**TASK TO COMPLETE**
Within the records that follow, find every line containing the string "this". Copy those lines.

* BEGIN ENTRIES *

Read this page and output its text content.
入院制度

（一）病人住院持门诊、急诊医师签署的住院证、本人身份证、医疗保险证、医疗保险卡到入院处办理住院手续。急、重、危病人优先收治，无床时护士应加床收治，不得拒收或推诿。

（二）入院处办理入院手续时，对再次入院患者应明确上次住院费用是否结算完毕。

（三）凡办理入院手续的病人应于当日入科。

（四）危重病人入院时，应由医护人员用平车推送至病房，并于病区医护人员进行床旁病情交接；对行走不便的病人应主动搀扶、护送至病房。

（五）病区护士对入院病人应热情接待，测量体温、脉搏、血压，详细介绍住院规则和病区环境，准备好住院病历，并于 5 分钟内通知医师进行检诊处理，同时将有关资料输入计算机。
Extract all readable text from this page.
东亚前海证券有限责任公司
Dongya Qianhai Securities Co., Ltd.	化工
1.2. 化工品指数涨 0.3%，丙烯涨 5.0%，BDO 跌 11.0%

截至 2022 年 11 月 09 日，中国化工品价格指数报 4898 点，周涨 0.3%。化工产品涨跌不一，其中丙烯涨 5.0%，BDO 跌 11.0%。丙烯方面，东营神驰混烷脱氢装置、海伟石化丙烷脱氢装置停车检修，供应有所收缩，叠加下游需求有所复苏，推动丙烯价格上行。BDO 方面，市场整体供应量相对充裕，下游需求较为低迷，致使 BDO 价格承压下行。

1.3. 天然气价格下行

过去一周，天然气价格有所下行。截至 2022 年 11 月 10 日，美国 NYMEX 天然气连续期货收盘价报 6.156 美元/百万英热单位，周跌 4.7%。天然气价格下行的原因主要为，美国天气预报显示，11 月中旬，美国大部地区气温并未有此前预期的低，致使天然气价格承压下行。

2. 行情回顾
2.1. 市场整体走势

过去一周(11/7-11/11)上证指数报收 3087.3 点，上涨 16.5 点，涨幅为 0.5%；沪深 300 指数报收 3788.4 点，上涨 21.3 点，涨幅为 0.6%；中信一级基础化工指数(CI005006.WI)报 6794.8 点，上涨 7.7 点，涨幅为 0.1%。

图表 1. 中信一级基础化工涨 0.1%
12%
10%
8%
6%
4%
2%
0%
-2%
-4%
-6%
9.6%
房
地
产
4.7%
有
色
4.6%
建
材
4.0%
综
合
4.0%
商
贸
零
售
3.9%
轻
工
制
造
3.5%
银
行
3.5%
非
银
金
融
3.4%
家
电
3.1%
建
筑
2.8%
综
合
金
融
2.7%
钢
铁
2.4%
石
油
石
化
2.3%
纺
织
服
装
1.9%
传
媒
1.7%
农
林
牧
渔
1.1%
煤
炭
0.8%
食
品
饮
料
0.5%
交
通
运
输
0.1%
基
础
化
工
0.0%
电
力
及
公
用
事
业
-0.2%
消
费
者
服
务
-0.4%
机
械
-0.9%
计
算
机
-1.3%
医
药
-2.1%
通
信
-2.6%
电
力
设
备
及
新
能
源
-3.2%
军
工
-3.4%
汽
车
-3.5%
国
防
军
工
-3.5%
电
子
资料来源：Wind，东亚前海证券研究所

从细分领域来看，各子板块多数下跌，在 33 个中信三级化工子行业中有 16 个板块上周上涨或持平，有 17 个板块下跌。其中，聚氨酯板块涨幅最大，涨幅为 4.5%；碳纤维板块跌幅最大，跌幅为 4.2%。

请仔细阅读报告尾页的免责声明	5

* END ENTRIES *

**OUTPUT BELOW**
Read this page and output its text content.
Extract all readable text from this page.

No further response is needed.